┌──

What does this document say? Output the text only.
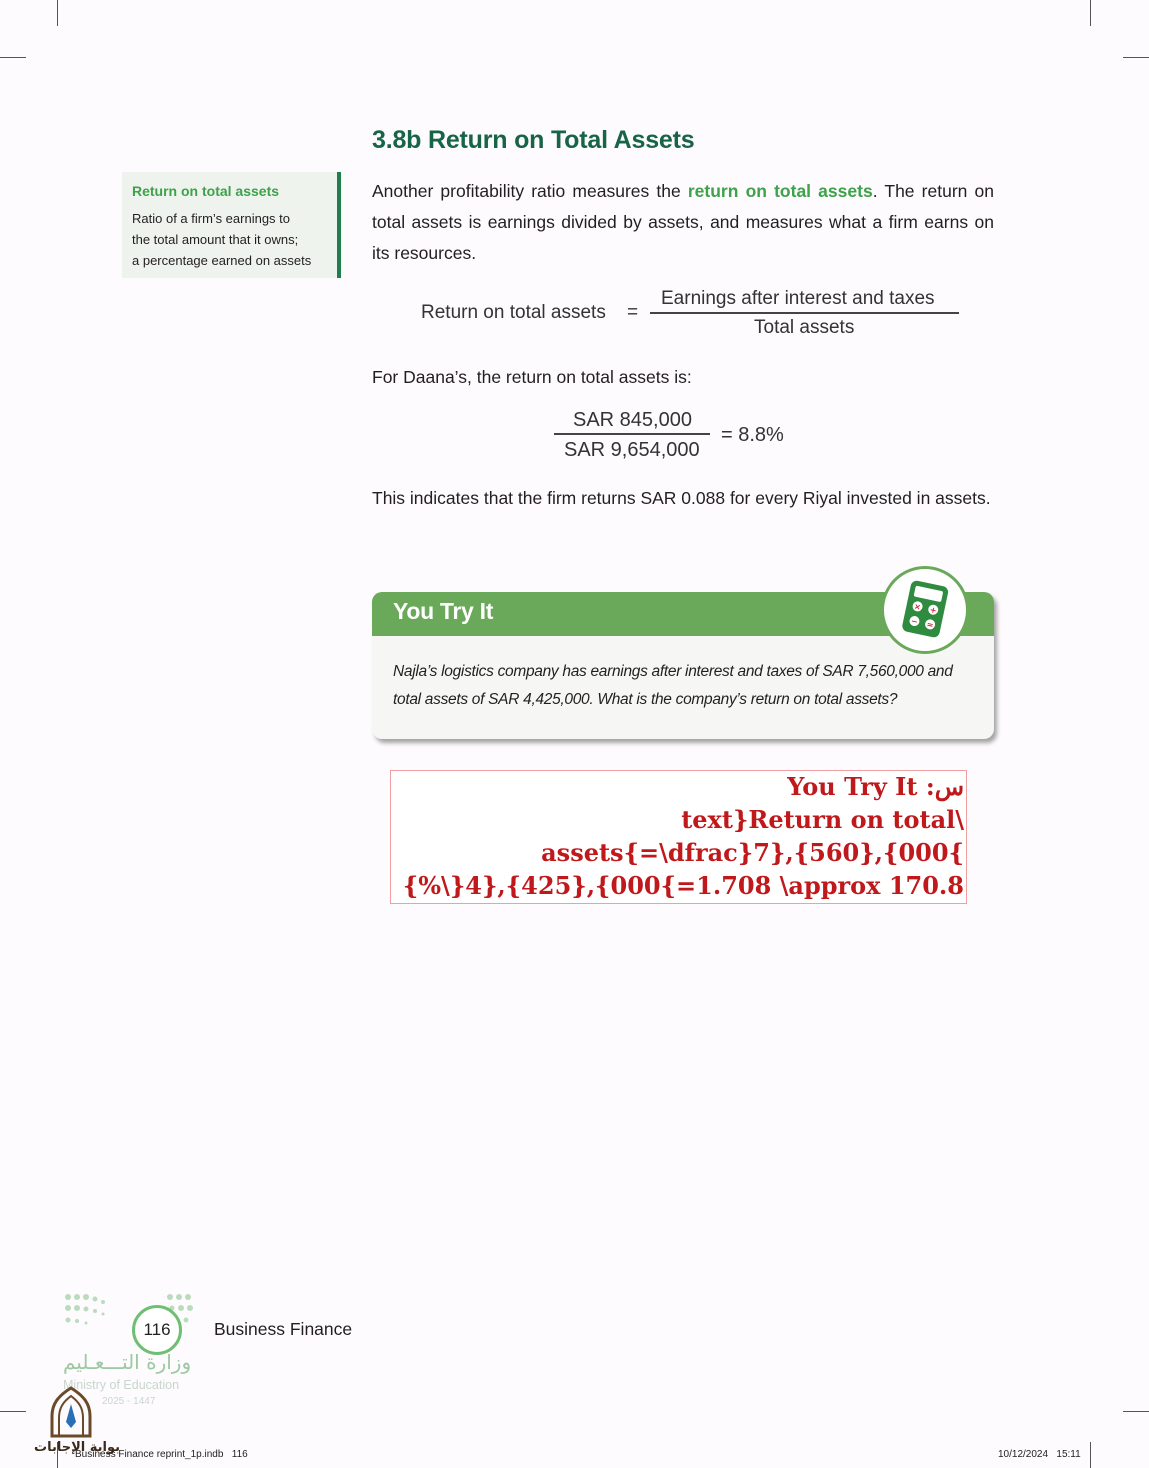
Return on total assets
Ratio of a firm’s earnings to
the total amount that it owns;
a percentage earned on assets
3.8b Return on Total Assets
Another profitability ratio measures the return on total assets. The return on total assets is earnings divided by assets, and measures what a firm earns on its resources.
Return on total assets =
Earnings after interest and taxes
Total assets
For Daana’s, the return on total assets is:
SAR 845,000
SAR 9,654,000
= 8.8%
This indicates that the firm returns SAR 0.088 for every Riyal invested in assets.
You Try It	× +
− =
Najla’s logistics company has earnings after interest and taxes of SAR 7,560,000 and total assets of SAR 4,425,000. What is the company’s return on total assets?
You Try It :س
text}Return on total\
assets{=\dfrac}7},{560},{000{
{%\}4},{425},{000{=1.708 \approx 170.8
116	Business Finance
وزارة التـــعـليم
Ministry of Education
2025 - 1447
بوابة الإجابات
Business Finance reprint_1p.indb   116	10/12/2024   15:11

└──

- WHAT THIS TASK INVOLVES -
All of the lines above should be printed exactly, minus the pictures.

- TASK RESPONSE -
What does this document say? Output the text only.
Return on total assets
Ratio of a firm’s earnings to
the total amount that it owns;
a percentage earned on assets
3.8b Return on Total Assets
Another profitability ratio measures the return on total assets. The return on total assets is earnings divided by assets, and measures what a firm earns on its resources.
Return on total assets =
Earnings after interest and taxes
Total assets
For Daana’s, the return on total assets is:
SAR 845,000
SAR 9,654,000
= 8.8%
This indicates that the firm returns SAR 0.088 for every Riyal invested in assets.
You Try It	× +
− =
Najla’s logistics company has earnings after interest and taxes of SAR 7,560,000 and total assets of SAR 4,425,000. What is the company’s return on total assets?
You Try It :س
text}Return on total\
assets{=\dfrac}7},{560},{000{
{%\}4},{425},{000{=1.708 \approx 170.8
116	Business Finance
وزارة التـــعـليم
Ministry of Education
2025 - 1447
بوابة الإجابات
Business Finance reprint_1p.indb   116	10/12/2024   15:11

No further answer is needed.